» **GIVEN EXERCISE**
Show every line containing "this" by copying it.
==*==
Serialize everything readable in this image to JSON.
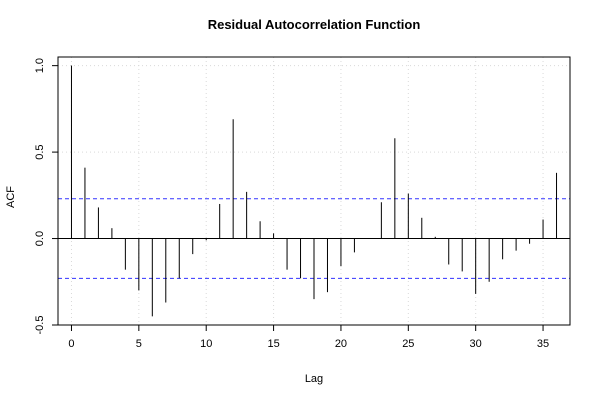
{
  "chart_data": {
    "type": "bar",
    "title": "Residual Autocorrelation Function",
    "xlabel": "Lag",
    "ylabel": "ACF",
    "xlim": [
      -1,
      37
    ],
    "ylim": [
      -0.5,
      1.05
    ],
    "x_ticks": [
      0,
      5,
      10,
      15,
      20,
      25,
      30,
      35
    ],
    "y_ticks": [
      -0.5,
      0.0,
      0.5,
      1.0
    ],
    "y_tick_labels": [
      "-0.5",
      "0.0",
      "0.5",
      "1.0"
    ],
    "grid": true,
    "confidence_bounds": [
      0.23,
      -0.23
    ],
    "lags": [
      0,
      1,
      2,
      3,
      4,
      5,
      6,
      7,
      8,
      9,
      10,
      11,
      12,
      13,
      14,
      15,
      16,
      17,
      18,
      19,
      20,
      21,
      22,
      23,
      24,
      25,
      26,
      27,
      28,
      29,
      30,
      31,
      32,
      33,
      34,
      35,
      36
    ],
    "values": [
      1.0,
      0.41,
      0.18,
      0.06,
      -0.18,
      -0.3,
      -0.45,
      -0.37,
      -0.23,
      -0.09,
      -0.01,
      0.2,
      0.69,
      0.27,
      0.1,
      0.03,
      -0.18,
      -0.23,
      -0.35,
      -0.31,
      -0.16,
      -0.08,
      0.0,
      0.21,
      0.58,
      0.26,
      0.12,
      0.01,
      -0.15,
      -0.19,
      -0.32,
      -0.25,
      -0.12,
      -0.07,
      -0.03,
      0.11,
      0.38
    ]
  }
}
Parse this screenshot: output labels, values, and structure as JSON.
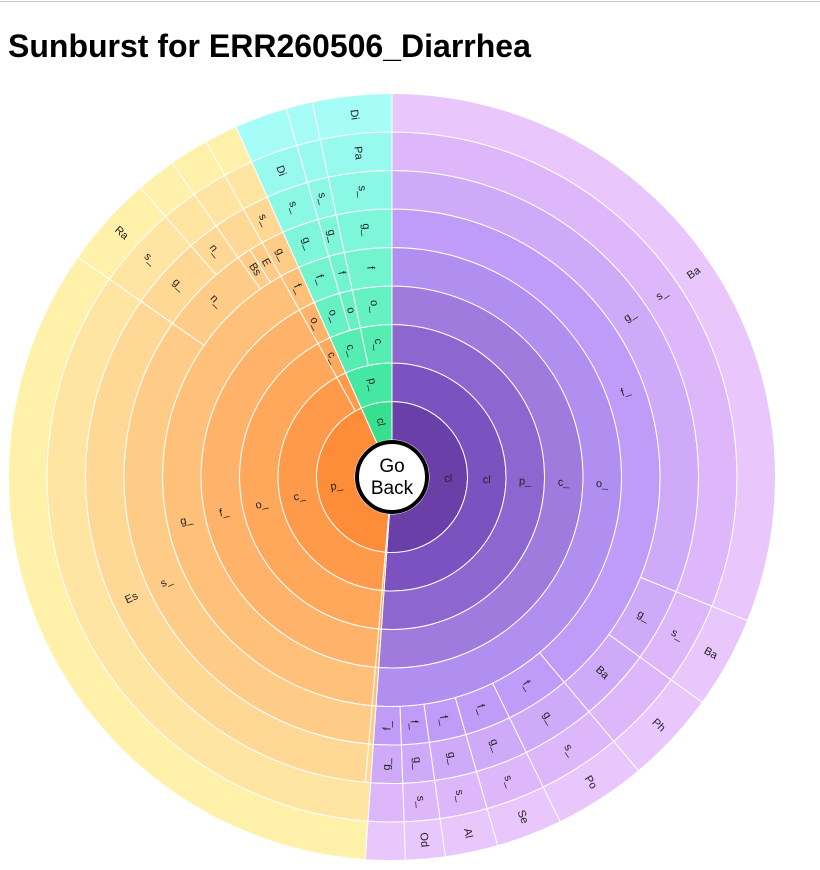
{
  "page": {
    "title": "Sunburst for ERR260506_Diarrhea"
  },
  "center": {
    "line1": "Go",
    "line2": "Back",
    "fill": "#ffffff",
    "ring": "#000000"
  },
  "colors": {
    "purple": [
      "#6b3fa8",
      "#7b52bf",
      "#8d66cf",
      "#9f7bde",
      "#b08ff0",
      "#bf9cf8",
      "#cfaaf9",
      "#ddb7fa",
      "#e9c6fb"
    ],
    "orange": [
      "#ff8c38",
      "#ff9a4a",
      "#ffa75a",
      "#ffb36a",
      "#ffc07a",
      "#ffcc88",
      "#ffd896",
      "#ffe4a2",
      "#fff0aa"
    ],
    "green": [
      "#36e08f",
      "#45e8a3",
      "#56edb3",
      "#66f1c2",
      "#72f4cf",
      "#7ef6da",
      "#8af8e4",
      "#98faee",
      "#a6fcf6"
    ]
  },
  "chart_data": {
    "type": "sunburst",
    "title": "Sunburst for ERR260506_Diarrhea",
    "start_angle": 0,
    "rings": [
      [
        {
          "label": "cl",
          "value": 184,
          "group": "purple"
        },
        {
          "label": "",
          "value": 1,
          "group": "orange"
        },
        {
          "label": "p_",
          "value": 151,
          "group": "orange"
        },
        {
          "label": "cl",
          "value": 24,
          "group": "green"
        }
      ],
      [
        {
          "label": "cl",
          "value": 184,
          "group": "purple"
        },
        {
          "label": "",
          "value": 1,
          "group": "orange"
        },
        {
          "label": "c_",
          "value": 146,
          "group": "orange"
        },
        {
          "label": "",
          "value": 5,
          "group": "orange"
        },
        {
          "label": "p_",
          "value": 24,
          "group": "green"
        }
      ],
      [
        {
          "label": "p_",
          "value": 184,
          "group": "purple"
        },
        {
          "label": "",
          "value": 1,
          "group": "orange"
        },
        {
          "label": "o_",
          "value": 146,
          "group": "orange"
        },
        {
          "label": "c_",
          "value": 5,
          "group": "orange"
        },
        {
          "label": "c_",
          "value": 12,
          "group": "green"
        },
        {
          "label": "c_",
          "value": 12,
          "group": "green"
        }
      ],
      [
        {
          "label": "c_",
          "value": 184,
          "group": "purple"
        },
        {
          "label": "",
          "value": 1,
          "group": "orange"
        },
        {
          "label": "f_",
          "value": 146,
          "group": "orange"
        },
        {
          "label": "o_",
          "value": 5,
          "group": "orange"
        },
        {
          "label": "o_",
          "value": 8,
          "group": "green"
        },
        {
          "label": "o",
          "value": 4,
          "group": "green"
        },
        {
          "label": "o_",
          "value": 12,
          "group": "green"
        }
      ],
      [
        {
          "label": "o_",
          "value": 184,
          "group": "purple"
        },
        {
          "label": "",
          "value": 1,
          "group": "orange"
        },
        {
          "label": "g_",
          "value": 146,
          "group": "orange"
        },
        {
          "label": "f_",
          "value": 5,
          "group": "orange"
        },
        {
          "label": "f_",
          "value": 8,
          "group": "green"
        },
        {
          "label": "f",
          "value": 4,
          "group": "green"
        },
        {
          "label": "f",
          "value": 12,
          "group": "green"
        }
      ],
      [
        {
          "label": "f_",
          "value": 140,
          "group": "purple"
        },
        {
          "label": "f_",
          "value": 14,
          "group": "purple"
        },
        {
          "label": "f_",
          "value": 10,
          "group": "purple"
        },
        {
          "label": "f_",
          "value": 8,
          "group": "purple"
        },
        {
          "label": "f_",
          "value": 6,
          "group": "purple"
        },
        {
          "label": "f_",
          "value": 6,
          "group": "purple"
        },
        {
          "label": "",
          "value": 1,
          "group": "orange"
        },
        {
          "label": "s_",
          "value": 120,
          "group": "orange"
        },
        {
          "label": "n_",
          "value": 20,
          "group": "orange"
        },
        {
          "label": "Bs",
          "value": 3,
          "group": "orange"
        },
        {
          "label": "E",
          "value": 3,
          "group": "orange"
        },
        {
          "label": "g_",
          "value": 5,
          "group": "orange"
        },
        {
          "label": "g_",
          "value": 8,
          "group": "green"
        },
        {
          "label": "g_",
          "value": 4,
          "group": "green"
        },
        {
          "label": "g_",
          "value": 12,
          "group": "green"
        }
      ],
      [
        {
          "label": "g_",
          "value": 112,
          "group": "purple"
        },
        {
          "label": "g_",
          "value": 14,
          "group": "purple"
        },
        {
          "label": "Ba",
          "value": 14,
          "group": "purple"
        },
        {
          "label": "g_",
          "value": 14,
          "group": "purple"
        },
        {
          "label": "g_",
          "value": 10,
          "group": "purple"
        },
        {
          "label": "g_",
          "value": 8,
          "group": "purple"
        },
        {
          "label": "g_",
          "value": 6,
          "group": "purple"
        },
        {
          "label": "g_",
          "value": 6,
          "group": "purple"
        },
        {
          "label": "",
          "value": 1,
          "group": "orange"
        },
        {
          "label": "Es",
          "value": 120,
          "group": "orange"
        },
        {
          "label": "g_",
          "value": 14,
          "group": "orange"
        },
        {
          "label": "n_",
          "value": 6,
          "group": "orange"
        },
        {
          "label": "",
          "value": 6,
          "group": "orange"
        },
        {
          "label": "s_",
          "value": 5,
          "group": "orange"
        },
        {
          "label": "s_",
          "value": 8,
          "group": "green"
        },
        {
          "label": "s_",
          "value": 4,
          "group": "green"
        },
        {
          "label": "s_",
          "value": 12,
          "group": "green"
        }
      ],
      [
        {
          "label": "s_",
          "value": 112,
          "group": "purple"
        },
        {
          "label": "s_",
          "value": 14,
          "group": "purple"
        },
        {
          "label": "",
          "value": 14,
          "group": "purple"
        },
        {
          "label": "s_",
          "value": 14,
          "group": "purple"
        },
        {
          "label": "s_",
          "value": 10,
          "group": "purple"
        },
        {
          "label": "s_",
          "value": 8,
          "group": "purple"
        },
        {
          "label": "s_",
          "value": 6,
          "group": "purple"
        },
        {
          "label": "",
          "value": 6,
          "group": "purple"
        },
        {
          "label": "",
          "value": 121,
          "group": "orange"
        },
        {
          "label": "s_",
          "value": 14,
          "group": "orange"
        },
        {
          "label": "",
          "value": 6,
          "group": "orange"
        },
        {
          "label": "",
          "value": 6,
          "group": "orange"
        },
        {
          "label": "",
          "value": 5,
          "group": "orange"
        },
        {
          "label": "Di",
          "value": 8,
          "group": "green"
        },
        {
          "label": "",
          "value": 4,
          "group": "green"
        },
        {
          "label": "Pa",
          "value": 12,
          "group": "green"
        }
      ],
      [
        {
          "label": "Ba",
          "value": 112,
          "group": "purple"
        },
        {
          "label": "Ba",
          "value": 14,
          "group": "purple"
        },
        {
          "label": "Ph",
          "value": 14,
          "group": "purple"
        },
        {
          "label": "Po",
          "value": 14,
          "group": "purple"
        },
        {
          "label": "Se",
          "value": 10,
          "group": "purple"
        },
        {
          "label": "Al",
          "value": 8,
          "group": "purple"
        },
        {
          "label": "Od",
          "value": 6,
          "group": "purple"
        },
        {
          "label": "",
          "value": 6,
          "group": "purple"
        },
        {
          "label": "",
          "value": 121,
          "group": "orange"
        },
        {
          "label": "Ra",
          "value": 14,
          "group": "orange"
        },
        {
          "label": "",
          "value": 6,
          "group": "orange"
        },
        {
          "label": "",
          "value": 6,
          "group": "orange"
        },
        {
          "label": "",
          "value": 5,
          "group": "orange"
        },
        {
          "label": "",
          "value": 8,
          "group": "green"
        },
        {
          "label": "",
          "value": 4,
          "group": "green"
        },
        {
          "label": "Di",
          "value": 12,
          "group": "green"
        }
      ]
    ]
  }
}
==*==
» **PROBLEM SOLUTION**
Serialize everything readable in this image to JSON.
Parse this screenshot: output labels, values, and structure as JSON.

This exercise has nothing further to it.